AIM
Reproduce every entry that follows word for word, but omit the images.

Recorded data

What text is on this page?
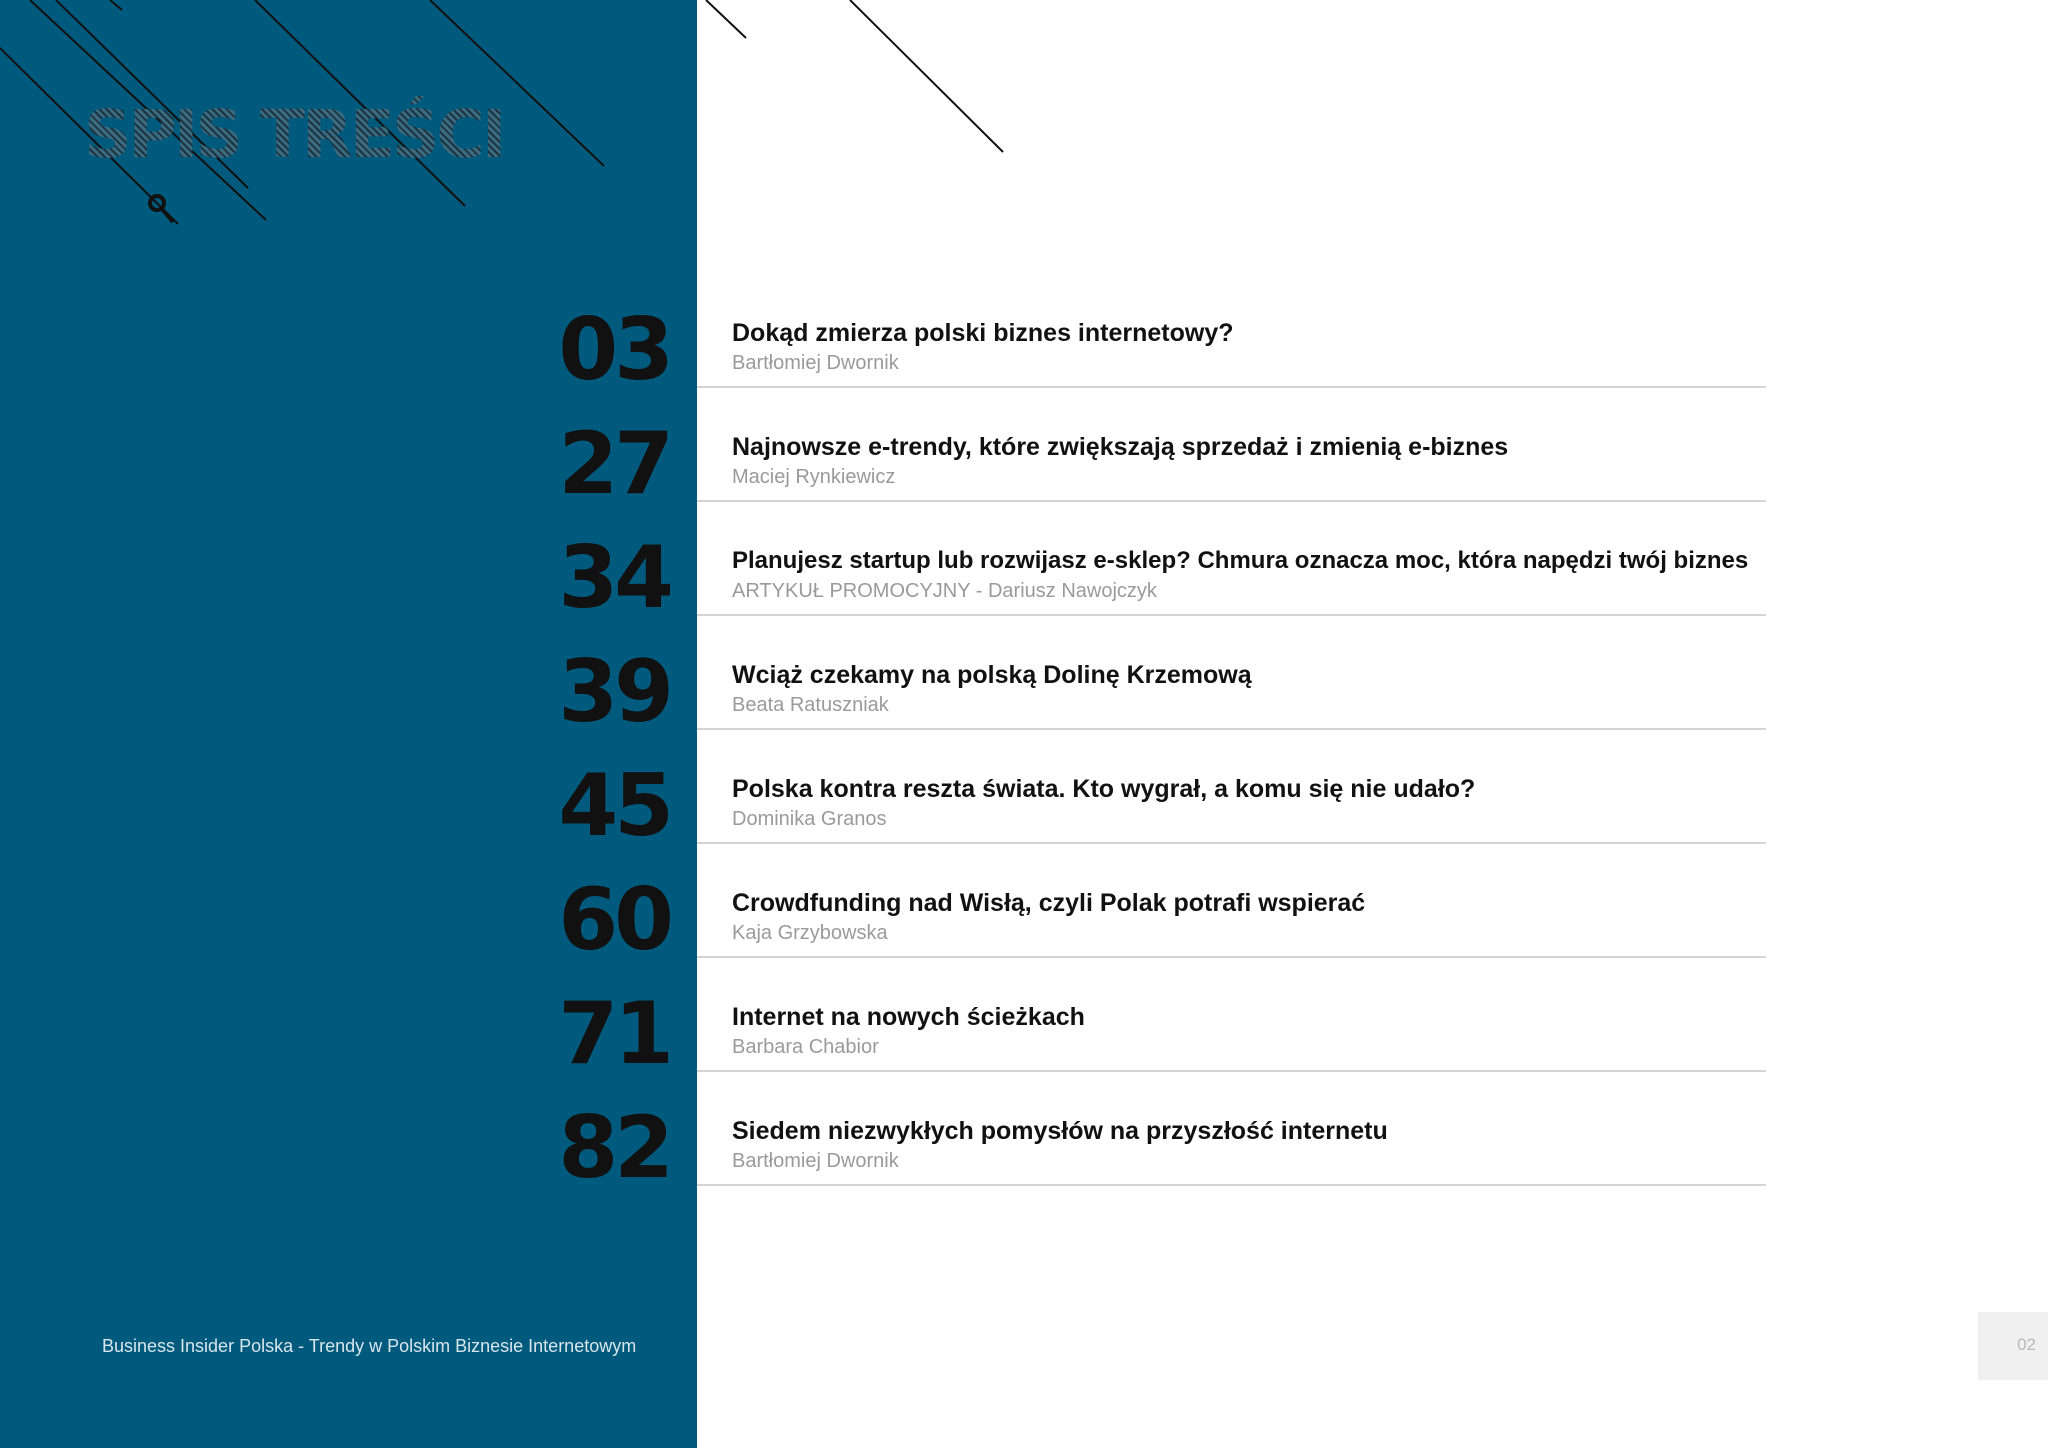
SPIS TREŚCI
03 Dokąd zmierza polski biznes internetowy?
Bartłomiej Dwornik
27 Najnowsze e-trendy, które zwiększają sprzedaż i zmienią e-biznes
Maciej Rynkiewicz
34	Planujesz startup lub rozwijasz e-sklep? Chmura oznacza moc, która napędzi twój biznes
ARTYKUŁ PROMOCYJNY - Dariusz Nawojczyk
39 Wciąż czekamy na polską Dolinę Krzemową
Beata Ratuszniak
45 Polska kontra reszta świata. Kto wygrał, a komu się nie udało?
Dominika Granos
60 Crowdfunding nad Wisłą, czyli Polak potrafi wspierać
Kaja Grzybowska
71 Internet na nowych ścieżkach
Barbara Chabior
82 Siedem niezwykłych pomysłów na przyszłość internetu
Bartłomiej Dwornik
Business Insider Polska - Trendy w Polskim Biznesie Internetowym	02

THE COMPLETED TASK
What text is on this page?
SPIS TREŚCI
03 Dokąd zmierza polski biznes internetowy?
Bartłomiej Dwornik
27 Najnowsze e-trendy, które zwiększają sprzedaż i zmienią e-biznes
Maciej Rynkiewicz
34	Planujesz startup lub rozwijasz e-sklep? Chmura oznacza moc, która napędzi twój biznes
ARTYKUŁ PROMOCYJNY - Dariusz Nawojczyk
39 Wciąż czekamy na polską Dolinę Krzemową
Beata Ratuszniak
45 Polska kontra reszta świata. Kto wygrał, a komu się nie udało?
Dominika Granos
60 Crowdfunding nad Wisłą, czyli Polak potrafi wspierać
Kaja Grzybowska
71 Internet na nowych ścieżkach
Barbara Chabior
82 Siedem niezwykłych pomysłów na przyszłość internetu
Bartłomiej Dwornik
Business Insider Polska - Trendy w Polskim Biznesie Internetowym	02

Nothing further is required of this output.